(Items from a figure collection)
━━━━━━━━
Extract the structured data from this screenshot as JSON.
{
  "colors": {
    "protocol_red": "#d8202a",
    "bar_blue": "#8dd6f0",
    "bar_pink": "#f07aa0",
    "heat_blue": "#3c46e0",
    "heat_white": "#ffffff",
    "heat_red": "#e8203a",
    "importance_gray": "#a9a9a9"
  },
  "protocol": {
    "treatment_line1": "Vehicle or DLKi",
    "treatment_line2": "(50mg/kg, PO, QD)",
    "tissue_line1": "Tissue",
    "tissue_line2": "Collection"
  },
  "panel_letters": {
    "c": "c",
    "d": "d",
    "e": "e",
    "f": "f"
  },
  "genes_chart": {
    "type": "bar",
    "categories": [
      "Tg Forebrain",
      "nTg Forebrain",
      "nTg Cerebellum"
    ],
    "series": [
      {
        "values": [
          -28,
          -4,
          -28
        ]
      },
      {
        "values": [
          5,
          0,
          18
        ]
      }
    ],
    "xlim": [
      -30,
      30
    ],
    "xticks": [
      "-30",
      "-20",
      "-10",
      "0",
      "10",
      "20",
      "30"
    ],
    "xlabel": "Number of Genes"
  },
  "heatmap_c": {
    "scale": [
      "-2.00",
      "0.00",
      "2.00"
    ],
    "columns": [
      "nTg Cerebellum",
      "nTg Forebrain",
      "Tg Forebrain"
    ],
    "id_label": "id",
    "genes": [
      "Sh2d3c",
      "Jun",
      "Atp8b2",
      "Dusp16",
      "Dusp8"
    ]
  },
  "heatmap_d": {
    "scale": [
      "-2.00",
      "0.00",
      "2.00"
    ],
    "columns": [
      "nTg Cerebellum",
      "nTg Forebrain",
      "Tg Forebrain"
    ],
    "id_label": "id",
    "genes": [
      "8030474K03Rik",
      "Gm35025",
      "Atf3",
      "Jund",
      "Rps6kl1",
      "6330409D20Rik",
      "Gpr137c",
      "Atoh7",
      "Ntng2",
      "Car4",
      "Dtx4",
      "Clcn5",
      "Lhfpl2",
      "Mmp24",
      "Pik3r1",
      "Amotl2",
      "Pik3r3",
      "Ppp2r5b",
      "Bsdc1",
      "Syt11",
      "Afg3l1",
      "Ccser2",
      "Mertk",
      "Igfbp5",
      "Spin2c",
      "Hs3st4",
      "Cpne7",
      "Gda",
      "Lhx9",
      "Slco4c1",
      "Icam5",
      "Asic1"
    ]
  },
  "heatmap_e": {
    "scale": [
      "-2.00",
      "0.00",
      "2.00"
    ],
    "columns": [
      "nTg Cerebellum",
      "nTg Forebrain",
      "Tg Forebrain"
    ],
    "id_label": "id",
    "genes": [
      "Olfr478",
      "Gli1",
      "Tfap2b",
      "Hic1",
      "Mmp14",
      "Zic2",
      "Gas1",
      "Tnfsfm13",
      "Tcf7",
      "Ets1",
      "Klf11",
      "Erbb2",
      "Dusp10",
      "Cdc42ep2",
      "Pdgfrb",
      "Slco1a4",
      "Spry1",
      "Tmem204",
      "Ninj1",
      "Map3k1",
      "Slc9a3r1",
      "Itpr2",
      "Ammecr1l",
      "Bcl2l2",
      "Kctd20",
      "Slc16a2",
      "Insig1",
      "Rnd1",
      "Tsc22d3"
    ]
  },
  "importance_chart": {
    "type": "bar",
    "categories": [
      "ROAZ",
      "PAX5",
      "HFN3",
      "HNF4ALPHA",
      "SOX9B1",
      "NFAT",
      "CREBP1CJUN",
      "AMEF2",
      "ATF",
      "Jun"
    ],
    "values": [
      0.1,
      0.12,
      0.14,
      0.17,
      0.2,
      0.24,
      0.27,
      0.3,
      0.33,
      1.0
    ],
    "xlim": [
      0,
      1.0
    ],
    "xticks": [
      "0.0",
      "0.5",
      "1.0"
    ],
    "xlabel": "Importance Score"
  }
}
━━━━━━━━
DIRECTIONS:
Verbatim reproduction of the entries is required.

EXERCISE RESPONSE:
Extract the structured data from this screenshot as JSON.
{
  "colors": {
    "protocol_red": "#d8202a",
    "bar_blue": "#8dd6f0",
    "bar_pink": "#f07aa0",
    "heat_blue": "#3c46e0",
    "heat_white": "#ffffff",
    "heat_red": "#e8203a",
    "importance_gray": "#a9a9a9"
  },
  "protocol": {
    "treatment_line1": "Vehicle or DLKi",
    "treatment_line2": "(50mg/kg, PO, QD)",
    "tissue_line1": "Tissue",
    "tissue_line2": "Collection"
  },
  "panel_letters": {
    "c": "c",
    "d": "d",
    "e": "e",
    "f": "f"
  },
  "genes_chart": {
    "type": "bar",
    "categories": [
      "Tg Forebrain",
      "nTg Forebrain",
      "nTg Cerebellum"
    ],
    "series": [
      {
        "values": [
          -28,
          -4,
          -28
        ]
      },
      {
        "values": [
          5,
          0,
          18
        ]
      }
    ],
    "xlim": [
      -30,
      30
    ],
    "xticks": [
      "-30",
      "-20",
      "-10",
      "0",
      "10",
      "20",
      "30"
    ],
    "xlabel": "Number of Genes"
  },
  "heatmap_c": {
    "scale": [
      "-2.00",
      "0.00",
      "2.00"
    ],
    "columns": [
      "nTg Cerebellum",
      "nTg Forebrain",
      "Tg Forebrain"
    ],
    "id_label": "id",
    "genes": [
      "Sh2d3c",
      "Jun",
      "Atp8b2",
      "Dusp16",
      "Dusp8"
    ]
  },
  "heatmap_d": {
    "scale": [
      "-2.00",
      "0.00",
      "2.00"
    ],
    "columns": [
      "nTg Cerebellum",
      "nTg Forebrain",
      "Tg Forebrain"
    ],
    "id_label": "id",
    "genes": [
      "8030474K03Rik",
      "Gm35025",
      "Atf3",
      "Jund",
      "Rps6kl1",
      "6330409D20Rik",
      "Gpr137c",
      "Atoh7",
      "Ntng2",
      "Car4",
      "Dtx4",
      "Clcn5",
      "Lhfpl2",
      "Mmp24",
      "Pik3r1",
      "Amotl2",
      "Pik3r3",
      "Ppp2r5b",
      "Bsdc1",
      "Syt11",
      "Afg3l1",
      "Ccser2",
      "Mertk",
      "Igfbp5",
      "Spin2c",
      "Hs3st4",
      "Cpne7",
      "Gda",
      "Lhx9",
      "Slco4c1",
      "Icam5",
      "Asic1"
    ]
  },
  "heatmap_e": {
    "scale": [
      "-2.00",
      "0.00",
      "2.00"
    ],
    "columns": [
      "nTg Cerebellum",
      "nTg Forebrain",
      "Tg Forebrain"
    ],
    "id_label": "id",
    "genes": [
      "Olfr478",
      "Gli1",
      "Tfap2b",
      "Hic1",
      "Mmp14",
      "Zic2",
      "Gas1",
      "Tnfsfm13",
      "Tcf7",
      "Ets1",
      "Klf11",
      "Erbb2",
      "Dusp10",
      "Cdc42ep2",
      "Pdgfrb",
      "Slco1a4",
      "Spry1",
      "Tmem204",
      "Ninj1",
      "Map3k1",
      "Slc9a3r1",
      "Itpr2",
      "Ammecr1l",
      "Bcl2l2",
      "Kctd20",
      "Slc16a2",
      "Insig1",
      "Rnd1",
      "Tsc22d3"
    ]
  },
  "importance_chart": {
    "type": "bar",
    "categories": [
      "ROAZ",
      "PAX5",
      "HFN3",
      "HNF4ALPHA",
      "SOX9B1",
      "NFAT",
      "CREBP1CJUN",
      "AMEF2",
      "ATF",
      "Jun"
    ],
    "values": [
      0.1,
      0.12,
      0.14,
      0.17,
      0.2,
      0.24,
      0.27,
      0.3,
      0.33,
      1.0
    ],
    "xlim": [
      0,
      1.0
    ],
    "xticks": [
      "0.0",
      "0.5",
      "1.0"
    ],
    "xlabel": "Importance Score"
  }
}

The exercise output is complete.